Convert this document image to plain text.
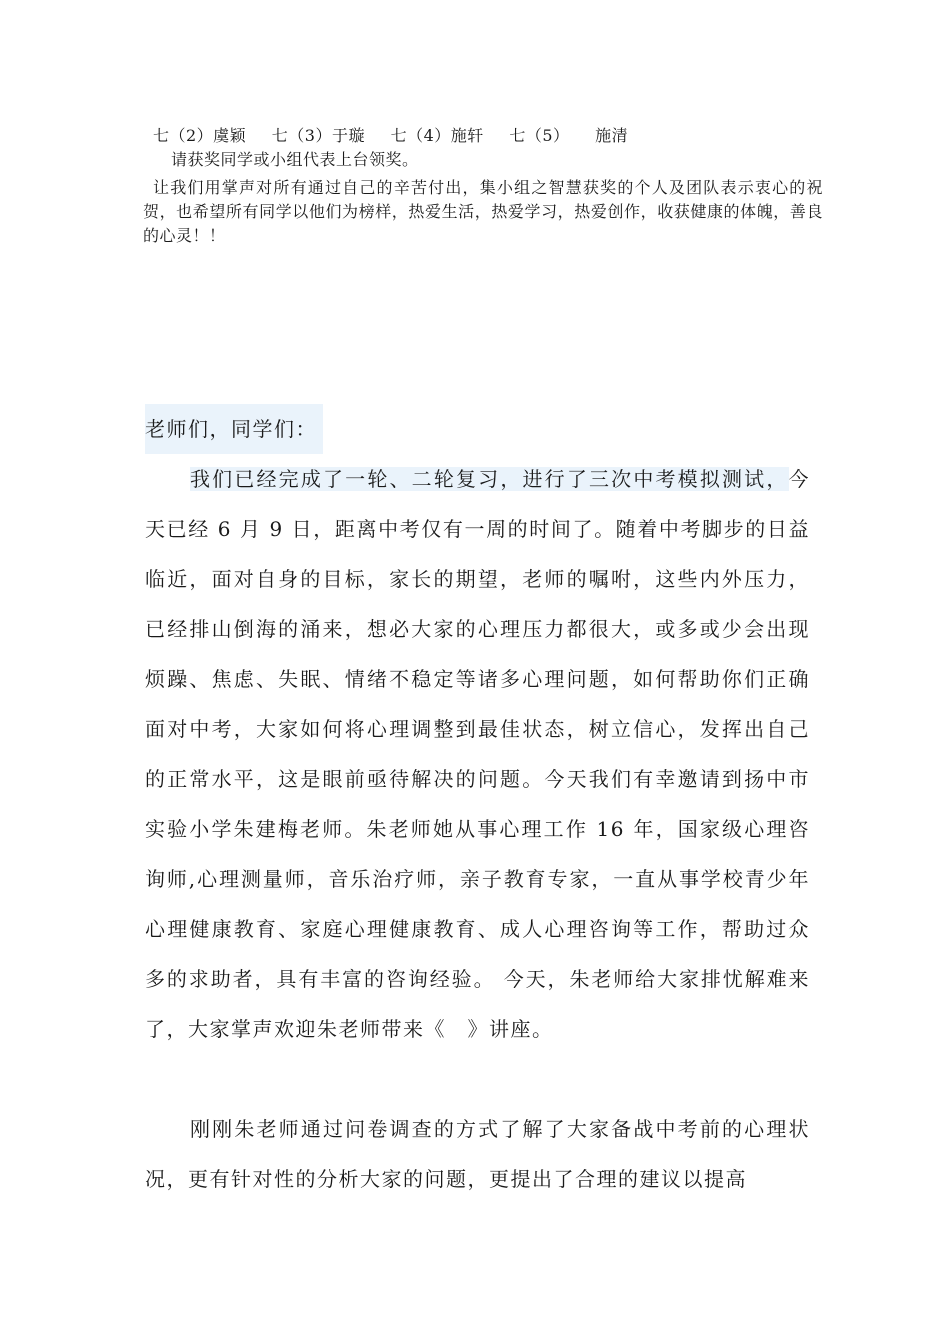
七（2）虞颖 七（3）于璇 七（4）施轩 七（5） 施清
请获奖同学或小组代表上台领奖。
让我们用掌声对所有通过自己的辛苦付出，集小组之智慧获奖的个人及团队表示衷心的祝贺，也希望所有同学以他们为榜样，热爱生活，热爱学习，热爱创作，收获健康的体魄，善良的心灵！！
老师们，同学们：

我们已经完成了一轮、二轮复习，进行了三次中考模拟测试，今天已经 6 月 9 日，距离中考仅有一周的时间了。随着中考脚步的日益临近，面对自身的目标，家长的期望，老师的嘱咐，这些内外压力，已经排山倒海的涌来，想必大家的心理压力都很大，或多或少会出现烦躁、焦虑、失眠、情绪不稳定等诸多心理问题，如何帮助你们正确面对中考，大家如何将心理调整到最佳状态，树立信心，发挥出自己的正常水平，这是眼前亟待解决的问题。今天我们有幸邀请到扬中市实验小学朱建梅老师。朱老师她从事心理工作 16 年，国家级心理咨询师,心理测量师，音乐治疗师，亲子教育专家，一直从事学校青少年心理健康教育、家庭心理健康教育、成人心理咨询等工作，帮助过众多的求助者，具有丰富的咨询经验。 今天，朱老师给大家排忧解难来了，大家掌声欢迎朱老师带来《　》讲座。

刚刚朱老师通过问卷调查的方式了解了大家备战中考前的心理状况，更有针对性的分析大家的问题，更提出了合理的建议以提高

YOUR TASK: The records above need to be restated word for word, with the pictures left out.

RESULT OF THE EXERCISE:
Convert this document image to plain text.
七（2）虞颖 七（3）于璇 七（4）施轩 七（5） 施清
请获奖同学或小组代表上台领奖。
让我们用掌声对所有通过自己的辛苦付出，集小组之智慧获奖的个人及团队表示衷心的祝贺，也希望所有同学以他们为榜样，热爱生活，热爱学习，热爱创作，收获健康的体魄，善良的心灵！！
老师们，同学们：

我们已经完成了一轮、二轮复习，进行了三次中考模拟测试，今天已经 6 月 9 日，距离中考仅有一周的时间了。随着中考脚步的日益临近，面对自身的目标，家长的期望，老师的嘱咐，这些内外压力，已经排山倒海的涌来，想必大家的心理压力都很大，或多或少会出现烦躁、焦虑、失眠、情绪不稳定等诸多心理问题，如何帮助你们正确面对中考，大家如何将心理调整到最佳状态，树立信心，发挥出自己的正常水平，这是眼前亟待解决的问题。今天我们有幸邀请到扬中市实验小学朱建梅老师。朱老师她从事心理工作 16 年，国家级心理咨询师,心理测量师，音乐治疗师，亲子教育专家，一直从事学校青少年心理健康教育、家庭心理健康教育、成人心理咨询等工作，帮助过众多的求助者，具有丰富的咨询经验。 今天，朱老师给大家排忧解难来了，大家掌声欢迎朱老师带来《　》讲座。

刚刚朱老师通过问卷调查的方式了解了大家备战中考前的心理状况，更有针对性的分析大家的问题，更提出了合理的建议以提高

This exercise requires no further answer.